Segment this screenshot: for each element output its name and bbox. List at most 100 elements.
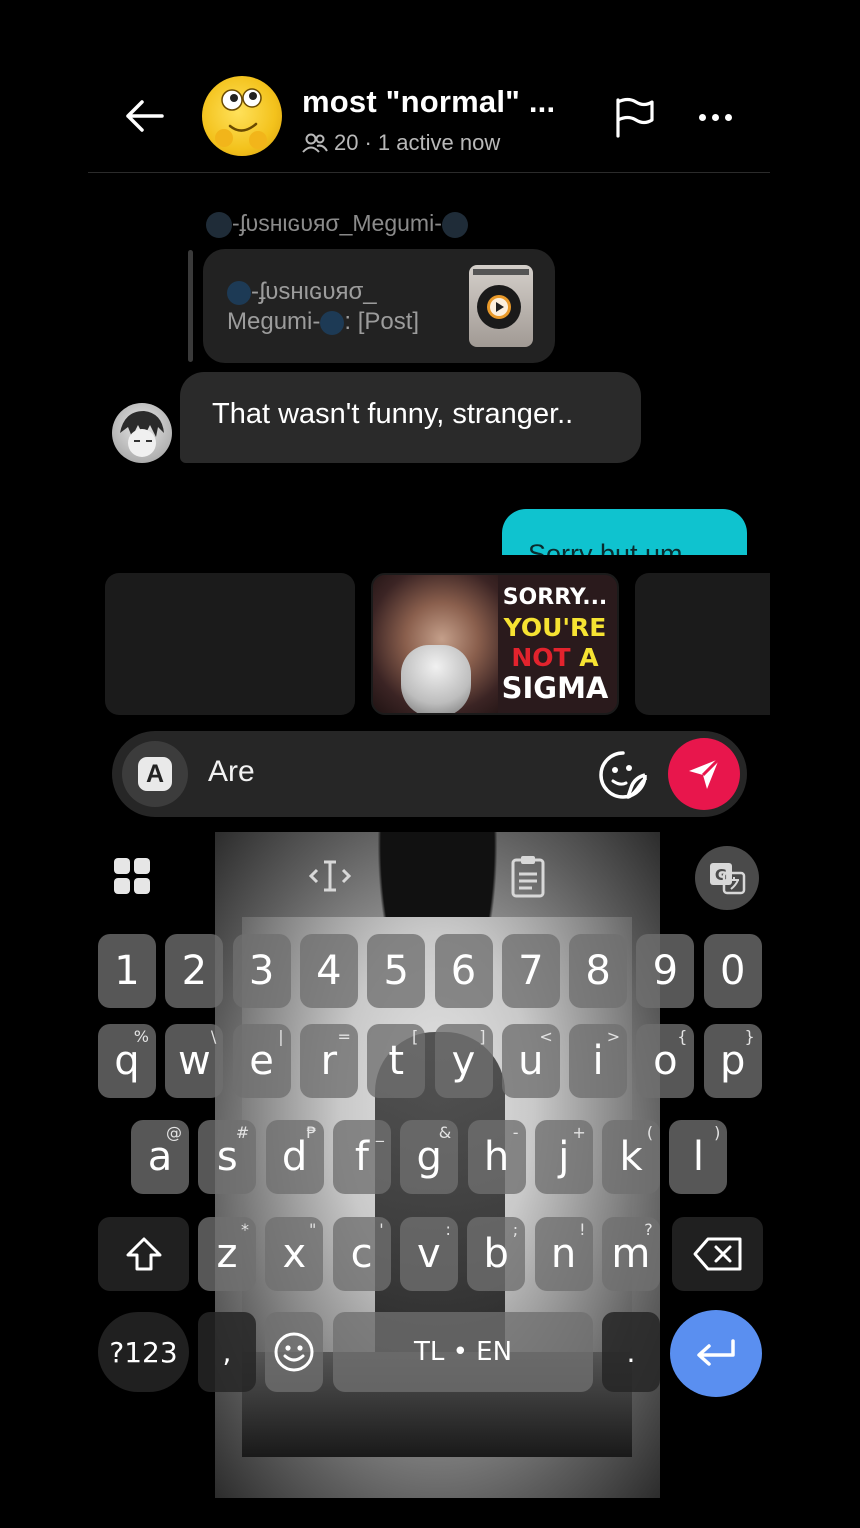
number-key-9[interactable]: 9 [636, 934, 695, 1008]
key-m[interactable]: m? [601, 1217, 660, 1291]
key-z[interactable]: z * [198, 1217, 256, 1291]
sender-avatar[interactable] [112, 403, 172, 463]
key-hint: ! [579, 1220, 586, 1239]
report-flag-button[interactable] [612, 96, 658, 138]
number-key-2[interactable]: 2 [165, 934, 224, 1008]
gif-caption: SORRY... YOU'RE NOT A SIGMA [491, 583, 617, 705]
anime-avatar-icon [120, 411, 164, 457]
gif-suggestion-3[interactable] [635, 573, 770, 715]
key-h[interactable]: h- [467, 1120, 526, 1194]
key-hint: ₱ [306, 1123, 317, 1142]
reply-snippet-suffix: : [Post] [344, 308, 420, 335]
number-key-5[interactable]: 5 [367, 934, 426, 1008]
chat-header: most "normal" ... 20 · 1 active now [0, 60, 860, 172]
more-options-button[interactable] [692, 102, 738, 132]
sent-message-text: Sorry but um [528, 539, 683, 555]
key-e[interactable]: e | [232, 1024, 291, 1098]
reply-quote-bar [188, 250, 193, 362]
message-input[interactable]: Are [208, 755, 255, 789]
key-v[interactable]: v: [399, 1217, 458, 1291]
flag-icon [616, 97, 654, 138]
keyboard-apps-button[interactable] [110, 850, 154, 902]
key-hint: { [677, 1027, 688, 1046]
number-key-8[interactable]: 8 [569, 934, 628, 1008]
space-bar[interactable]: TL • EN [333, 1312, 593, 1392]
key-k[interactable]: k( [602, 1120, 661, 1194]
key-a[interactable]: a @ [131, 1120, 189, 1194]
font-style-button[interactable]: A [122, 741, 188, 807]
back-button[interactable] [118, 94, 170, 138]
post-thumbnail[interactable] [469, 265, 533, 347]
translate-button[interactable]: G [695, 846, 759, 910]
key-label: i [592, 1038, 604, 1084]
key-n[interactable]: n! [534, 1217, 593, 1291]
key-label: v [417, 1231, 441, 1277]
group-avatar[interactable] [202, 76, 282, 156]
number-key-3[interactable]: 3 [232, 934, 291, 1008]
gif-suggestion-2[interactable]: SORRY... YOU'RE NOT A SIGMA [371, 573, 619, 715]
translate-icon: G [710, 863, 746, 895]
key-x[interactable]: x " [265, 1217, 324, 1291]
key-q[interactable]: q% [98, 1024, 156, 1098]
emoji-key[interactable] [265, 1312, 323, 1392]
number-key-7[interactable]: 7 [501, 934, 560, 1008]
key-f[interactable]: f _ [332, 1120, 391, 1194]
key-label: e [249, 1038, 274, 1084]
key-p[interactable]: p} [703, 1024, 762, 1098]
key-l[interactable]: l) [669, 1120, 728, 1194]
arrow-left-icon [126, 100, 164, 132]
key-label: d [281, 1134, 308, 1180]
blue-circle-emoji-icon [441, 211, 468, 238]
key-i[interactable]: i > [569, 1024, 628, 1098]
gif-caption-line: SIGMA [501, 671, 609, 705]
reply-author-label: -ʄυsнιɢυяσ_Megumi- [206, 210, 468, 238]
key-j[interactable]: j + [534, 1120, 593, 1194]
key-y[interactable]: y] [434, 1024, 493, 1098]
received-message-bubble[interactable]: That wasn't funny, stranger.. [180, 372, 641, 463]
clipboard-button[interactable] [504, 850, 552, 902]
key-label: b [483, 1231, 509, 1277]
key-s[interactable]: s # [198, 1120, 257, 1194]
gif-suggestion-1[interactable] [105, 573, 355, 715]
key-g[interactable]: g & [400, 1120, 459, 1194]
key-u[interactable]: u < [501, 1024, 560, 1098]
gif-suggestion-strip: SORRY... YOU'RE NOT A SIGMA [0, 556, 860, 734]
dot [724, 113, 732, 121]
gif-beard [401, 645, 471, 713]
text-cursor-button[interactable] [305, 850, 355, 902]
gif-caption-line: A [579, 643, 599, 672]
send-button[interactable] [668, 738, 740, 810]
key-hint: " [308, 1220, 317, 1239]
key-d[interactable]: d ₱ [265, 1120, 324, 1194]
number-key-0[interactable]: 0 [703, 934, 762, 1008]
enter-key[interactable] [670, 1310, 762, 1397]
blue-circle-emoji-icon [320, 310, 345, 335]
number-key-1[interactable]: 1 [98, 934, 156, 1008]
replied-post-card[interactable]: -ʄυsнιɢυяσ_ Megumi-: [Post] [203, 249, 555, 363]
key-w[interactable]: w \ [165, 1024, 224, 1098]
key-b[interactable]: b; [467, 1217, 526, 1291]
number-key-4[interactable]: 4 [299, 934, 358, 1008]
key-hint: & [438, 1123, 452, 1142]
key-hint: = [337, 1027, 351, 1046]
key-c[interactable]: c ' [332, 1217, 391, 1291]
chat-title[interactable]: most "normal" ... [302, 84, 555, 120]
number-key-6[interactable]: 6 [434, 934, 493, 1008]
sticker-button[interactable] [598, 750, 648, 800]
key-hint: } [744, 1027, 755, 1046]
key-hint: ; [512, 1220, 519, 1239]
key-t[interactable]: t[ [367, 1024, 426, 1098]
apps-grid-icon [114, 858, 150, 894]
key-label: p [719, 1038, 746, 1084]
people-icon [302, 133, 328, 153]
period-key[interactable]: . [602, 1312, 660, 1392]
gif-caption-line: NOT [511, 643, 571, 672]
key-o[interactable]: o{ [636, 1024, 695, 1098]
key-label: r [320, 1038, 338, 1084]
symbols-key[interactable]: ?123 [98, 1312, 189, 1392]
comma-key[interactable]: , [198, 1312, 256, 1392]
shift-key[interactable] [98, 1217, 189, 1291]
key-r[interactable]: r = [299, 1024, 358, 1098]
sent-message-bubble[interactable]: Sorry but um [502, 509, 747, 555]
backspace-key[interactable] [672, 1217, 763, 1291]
====
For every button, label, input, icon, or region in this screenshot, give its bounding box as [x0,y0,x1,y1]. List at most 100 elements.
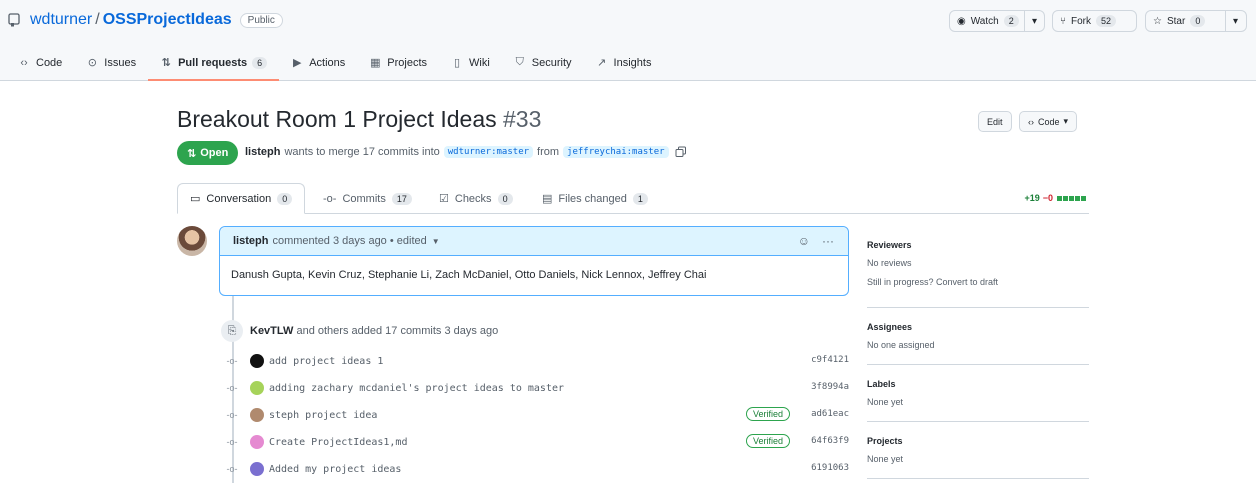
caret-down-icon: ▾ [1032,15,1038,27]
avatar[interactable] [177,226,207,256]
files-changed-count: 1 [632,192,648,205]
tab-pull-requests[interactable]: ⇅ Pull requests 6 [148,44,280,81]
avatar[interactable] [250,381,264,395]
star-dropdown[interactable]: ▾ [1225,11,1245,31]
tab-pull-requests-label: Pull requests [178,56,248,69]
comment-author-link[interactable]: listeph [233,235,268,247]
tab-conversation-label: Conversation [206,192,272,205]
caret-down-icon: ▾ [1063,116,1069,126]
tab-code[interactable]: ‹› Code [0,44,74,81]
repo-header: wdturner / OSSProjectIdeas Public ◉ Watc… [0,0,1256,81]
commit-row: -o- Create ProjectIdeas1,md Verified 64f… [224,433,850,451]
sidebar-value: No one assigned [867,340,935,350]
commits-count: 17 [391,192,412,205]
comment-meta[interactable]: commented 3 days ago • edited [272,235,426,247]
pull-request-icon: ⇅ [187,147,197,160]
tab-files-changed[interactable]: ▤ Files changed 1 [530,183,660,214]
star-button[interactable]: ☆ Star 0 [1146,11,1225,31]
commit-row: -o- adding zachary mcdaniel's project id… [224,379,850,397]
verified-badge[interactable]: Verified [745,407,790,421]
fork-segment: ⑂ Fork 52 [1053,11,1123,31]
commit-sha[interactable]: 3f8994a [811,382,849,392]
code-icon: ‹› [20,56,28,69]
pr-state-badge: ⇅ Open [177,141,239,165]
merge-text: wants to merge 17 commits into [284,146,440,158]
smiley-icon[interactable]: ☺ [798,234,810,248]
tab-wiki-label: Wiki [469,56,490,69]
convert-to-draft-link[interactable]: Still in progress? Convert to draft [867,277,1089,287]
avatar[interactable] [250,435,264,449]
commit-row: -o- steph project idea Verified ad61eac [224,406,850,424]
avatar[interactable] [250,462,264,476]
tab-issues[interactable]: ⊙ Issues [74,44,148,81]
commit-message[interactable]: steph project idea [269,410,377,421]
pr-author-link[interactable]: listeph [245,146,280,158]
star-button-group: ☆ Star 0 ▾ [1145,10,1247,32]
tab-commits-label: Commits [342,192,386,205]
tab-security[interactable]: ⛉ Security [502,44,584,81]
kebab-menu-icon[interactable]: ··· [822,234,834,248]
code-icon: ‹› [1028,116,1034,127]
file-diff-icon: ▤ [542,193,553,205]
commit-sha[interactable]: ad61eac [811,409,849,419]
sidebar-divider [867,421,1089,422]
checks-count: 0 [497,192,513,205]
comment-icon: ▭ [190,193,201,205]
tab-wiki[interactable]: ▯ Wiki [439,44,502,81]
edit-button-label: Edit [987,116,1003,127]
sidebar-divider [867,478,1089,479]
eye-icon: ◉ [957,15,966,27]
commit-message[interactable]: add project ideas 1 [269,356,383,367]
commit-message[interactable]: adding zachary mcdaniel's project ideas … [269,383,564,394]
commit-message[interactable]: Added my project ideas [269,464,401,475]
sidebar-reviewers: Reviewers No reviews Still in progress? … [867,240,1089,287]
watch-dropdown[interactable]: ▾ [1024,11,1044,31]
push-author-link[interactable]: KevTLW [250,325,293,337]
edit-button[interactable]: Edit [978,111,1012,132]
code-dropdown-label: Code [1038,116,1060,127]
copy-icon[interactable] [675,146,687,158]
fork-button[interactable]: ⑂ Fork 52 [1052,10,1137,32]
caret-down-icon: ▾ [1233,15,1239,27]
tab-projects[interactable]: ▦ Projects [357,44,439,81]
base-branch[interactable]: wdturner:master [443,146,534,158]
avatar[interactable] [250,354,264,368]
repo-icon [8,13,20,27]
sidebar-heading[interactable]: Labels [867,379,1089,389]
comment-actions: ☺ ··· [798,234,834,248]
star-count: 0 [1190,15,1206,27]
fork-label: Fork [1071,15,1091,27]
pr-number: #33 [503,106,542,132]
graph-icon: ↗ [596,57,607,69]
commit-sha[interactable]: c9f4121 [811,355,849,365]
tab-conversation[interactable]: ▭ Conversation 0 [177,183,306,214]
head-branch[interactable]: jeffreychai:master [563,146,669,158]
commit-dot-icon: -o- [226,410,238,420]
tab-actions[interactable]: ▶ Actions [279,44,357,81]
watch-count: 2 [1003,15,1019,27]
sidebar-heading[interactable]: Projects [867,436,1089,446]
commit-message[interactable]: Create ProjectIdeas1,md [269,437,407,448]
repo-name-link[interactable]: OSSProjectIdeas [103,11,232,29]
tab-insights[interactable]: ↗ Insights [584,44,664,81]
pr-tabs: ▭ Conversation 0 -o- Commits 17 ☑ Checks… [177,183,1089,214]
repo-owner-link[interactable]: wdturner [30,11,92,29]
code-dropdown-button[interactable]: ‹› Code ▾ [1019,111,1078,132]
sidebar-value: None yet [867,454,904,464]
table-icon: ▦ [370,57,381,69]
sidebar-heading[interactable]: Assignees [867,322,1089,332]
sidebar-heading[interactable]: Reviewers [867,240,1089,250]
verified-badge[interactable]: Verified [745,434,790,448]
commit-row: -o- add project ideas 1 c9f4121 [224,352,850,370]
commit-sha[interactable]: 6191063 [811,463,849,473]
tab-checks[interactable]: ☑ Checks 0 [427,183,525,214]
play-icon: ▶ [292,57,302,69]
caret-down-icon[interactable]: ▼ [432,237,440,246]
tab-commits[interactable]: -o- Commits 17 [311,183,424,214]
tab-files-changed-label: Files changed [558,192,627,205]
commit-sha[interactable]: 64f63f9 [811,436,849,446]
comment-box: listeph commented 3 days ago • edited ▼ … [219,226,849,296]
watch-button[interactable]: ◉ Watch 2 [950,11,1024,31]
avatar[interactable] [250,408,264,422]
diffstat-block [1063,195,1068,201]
====
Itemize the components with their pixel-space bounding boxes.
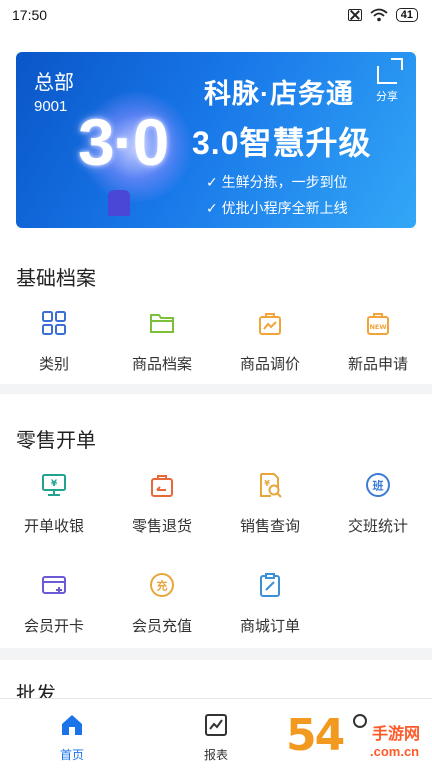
====
● SHORT TASK
Can you quote the entries above from the line with "For every button, label, input, icon, or" up to and including the line with "files-changed-count: 1 [632,192,648,205]", omitting any pictures?

● FULL RESPONSE
For every button, label, input, icon, or region in this screenshot, give its bounding box as [x0,y0,x1,y1]. List at most 100 elements.
caret-down-icon: ▾ [1032,15,1038,27]
avatar[interactable] [177,226,207,256]
files-changed-count: 1 [632,192,648,205]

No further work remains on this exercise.